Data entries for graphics

* * *

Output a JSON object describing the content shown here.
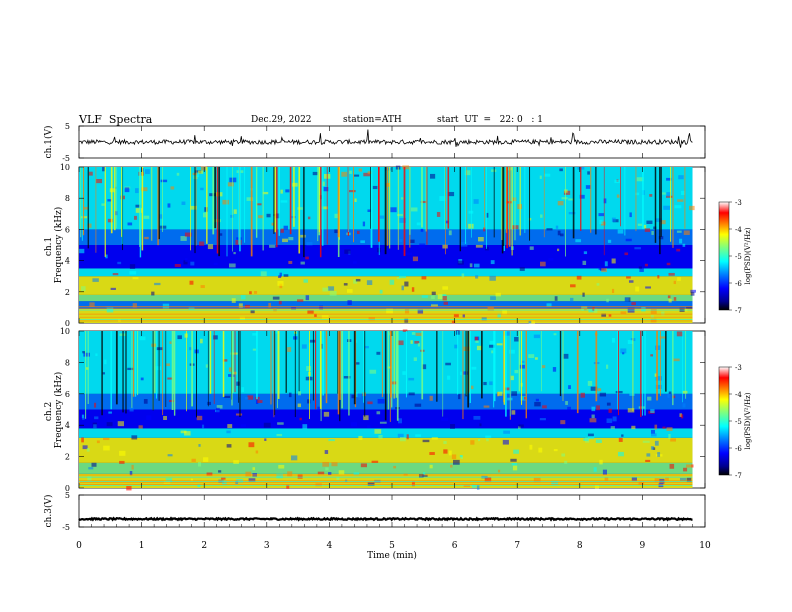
{
  "header": {
    "title": "VLF  Spectra",
    "date": "Dec.29, 2022",
    "station": "station=ATH",
    "start": "start  UT  =   22: 0   : 1"
  },
  "colors": {
    "colormap": [
      "#000000",
      "#00008f",
      "#0000ff",
      "#007fff",
      "#00ffff",
      "#7fff7f",
      "#ffff00",
      "#ff7f00",
      "#ff0000",
      "#ffffff"
    ],
    "trace": "#000000",
    "spectrogram_background": "#00008f"
  },
  "chart_data": [
    {
      "type": "line",
      "name": "ch1-waveform",
      "ylabel": "ch.1(V)",
      "ylim": [
        -5,
        5
      ],
      "yticks": [
        "5",
        "-5"
      ],
      "xlim": [
        0,
        10
      ],
      "baseline": 0,
      "description_values": {
        "typical_range": [
          -1,
          1
        ],
        "spike_max": 3
      }
    },
    {
      "type": "heatmap",
      "name": "ch1-spectrogram",
      "ylabel": "ch.1\nFrequency (kHz)",
      "ylim": [
        0,
        10
      ],
      "yticks": [
        "0",
        "2",
        "4",
        "6",
        "8",
        "10"
      ],
      "xlim": [
        0,
        9.8
      ],
      "colorbar": {
        "label": "log(PSD)(V²/Hz)",
        "range": [
          -7,
          -3
        ],
        "ticks": [
          "-3",
          "-4",
          "-5",
          "-6",
          "-7"
        ]
      },
      "bands": [
        {
          "f": [
            0,
            0.9
          ],
          "level": -4.3
        },
        {
          "f": [
            0.9,
            1.4
          ],
          "level": -5.6
        },
        {
          "f": [
            1.4,
            1.8
          ],
          "level": -4.9
        },
        {
          "f": [
            1.8,
            3.0
          ],
          "level": -4.2
        },
        {
          "f": [
            3.0,
            3.5
          ],
          "level": -5.2
        },
        {
          "f": [
            3.5,
            5.0
          ],
          "level": -6.5
        },
        {
          "f": [
            5.0,
            6.0
          ],
          "level": -5.8
        },
        {
          "f": [
            6.0,
            10.0
          ],
          "level": -5.5
        }
      ]
    },
    {
      "type": "heatmap",
      "name": "ch2-spectrogram",
      "ylabel": "ch.2\nFrequency (kHz)",
      "ylim": [
        0,
        10
      ],
      "yticks": [
        "0",
        "2",
        "4",
        "6",
        "8",
        "10"
      ],
      "xlim": [
        0,
        9.8
      ],
      "colorbar": {
        "label": "log(PSD)(V²/Hz)",
        "range": [
          -7,
          -3
        ],
        "ticks": [
          "-3",
          "-4",
          "-5",
          "-6",
          "-7"
        ]
      },
      "bands": [
        {
          "f": [
            0,
            0.9
          ],
          "level": -4.4
        },
        {
          "f": [
            0.9,
            1.6
          ],
          "level": -5.0
        },
        {
          "f": [
            1.6,
            3.2
          ],
          "level": -4.3
        },
        {
          "f": [
            3.2,
            3.8
          ],
          "level": -5.3
        },
        {
          "f": [
            3.8,
            5.0
          ],
          "level": -6.3
        },
        {
          "f": [
            5.0,
            6.0
          ],
          "level": -5.8
        },
        {
          "f": [
            6.0,
            10.0
          ],
          "level": -5.5
        }
      ]
    },
    {
      "type": "line",
      "name": "ch3-waveform",
      "ylabel": "ch.3(V)",
      "ylim": [
        -5,
        5
      ],
      "yticks": [
        "5",
        "-5"
      ],
      "xlim": [
        0,
        10
      ],
      "baseline": -2.5,
      "description_values": {
        "typical_range": [
          -2.7,
          -2.3
        ]
      }
    }
  ],
  "xaxis": {
    "label": "Time  (min)",
    "ticks": [
      "0",
      "1",
      "2",
      "3",
      "4",
      "5",
      "6",
      "7",
      "8",
      "9",
      "10"
    ],
    "range": [
      0,
      10
    ]
  }
}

* * *

Task description: Reproduce the entries above word for word. Pictures stay out.

Result:
Output a JSON object describing the content shown here.
{
  "header": {
    "title": "VLF  Spectra",
    "date": "Dec.29, 2022",
    "station": "station=ATH",
    "start": "start  UT  =   22: 0   : 1"
  },
  "colors": {
    "colormap": [
      "#000000",
      "#00008f",
      "#0000ff",
      "#007fff",
      "#00ffff",
      "#7fff7f",
      "#ffff00",
      "#ff7f00",
      "#ff0000",
      "#ffffff"
    ],
    "trace": "#000000",
    "spectrogram_background": "#00008f"
  },
  "chart_data": [
    {
      "type": "line",
      "name": "ch1-waveform",
      "ylabel": "ch.1(V)",
      "ylim": [
        -5,
        5
      ],
      "yticks": [
        "5",
        "-5"
      ],
      "xlim": [
        0,
        10
      ],
      "baseline": 0,
      "description_values": {
        "typical_range": [
          -1,
          1
        ],
        "spike_max": 3
      }
    },
    {
      "type": "heatmap",
      "name": "ch1-spectrogram",
      "ylabel": "ch.1\nFrequency (kHz)",
      "ylim": [
        0,
        10
      ],
      "yticks": [
        "0",
        "2",
        "4",
        "6",
        "8",
        "10"
      ],
      "xlim": [
        0,
        9.8
      ],
      "colorbar": {
        "label": "log(PSD)(V²/Hz)",
        "range": [
          -7,
          -3
        ],
        "ticks": [
          "-3",
          "-4",
          "-5",
          "-6",
          "-7"
        ]
      },
      "bands": [
        {
          "f": [
            0,
            0.9
          ],
          "level": -4.3
        },
        {
          "f": [
            0.9,
            1.4
          ],
          "level": -5.6
        },
        {
          "f": [
            1.4,
            1.8
          ],
          "level": -4.9
        },
        {
          "f": [
            1.8,
            3.0
          ],
          "level": -4.2
        },
        {
          "f": [
            3.0,
            3.5
          ],
          "level": -5.2
        },
        {
          "f": [
            3.5,
            5.0
          ],
          "level": -6.5
        },
        {
          "f": [
            5.0,
            6.0
          ],
          "level": -5.8
        },
        {
          "f": [
            6.0,
            10.0
          ],
          "level": -5.5
        }
      ]
    },
    {
      "type": "heatmap",
      "name": "ch2-spectrogram",
      "ylabel": "ch.2\nFrequency (kHz)",
      "ylim": [
        0,
        10
      ],
      "yticks": [
        "0",
        "2",
        "4",
        "6",
        "8",
        "10"
      ],
      "xlim": [
        0,
        9.8
      ],
      "colorbar": {
        "label": "log(PSD)(V²/Hz)",
        "range": [
          -7,
          -3
        ],
        "ticks": [
          "-3",
          "-4",
          "-5",
          "-6",
          "-7"
        ]
      },
      "bands": [
        {
          "f": [
            0,
            0.9
          ],
          "level": -4.4
        },
        {
          "f": [
            0.9,
            1.6
          ],
          "level": -5.0
        },
        {
          "f": [
            1.6,
            3.2
          ],
          "level": -4.3
        },
        {
          "f": [
            3.2,
            3.8
          ],
          "level": -5.3
        },
        {
          "f": [
            3.8,
            5.0
          ],
          "level": -6.3
        },
        {
          "f": [
            5.0,
            6.0
          ],
          "level": -5.8
        },
        {
          "f": [
            6.0,
            10.0
          ],
          "level": -5.5
        }
      ]
    },
    {
      "type": "line",
      "name": "ch3-waveform",
      "ylabel": "ch.3(V)",
      "ylim": [
        -5,
        5
      ],
      "yticks": [
        "5",
        "-5"
      ],
      "xlim": [
        0,
        10
      ],
      "baseline": -2.5,
      "description_values": {
        "typical_range": [
          -2.7,
          -2.3
        ]
      }
    }
  ],
  "xaxis": {
    "label": "Time  (min)",
    "ticks": [
      "0",
      "1",
      "2",
      "3",
      "4",
      "5",
      "6",
      "7",
      "8",
      "9",
      "10"
    ],
    "range": [
      0,
      10
    ]
  }
}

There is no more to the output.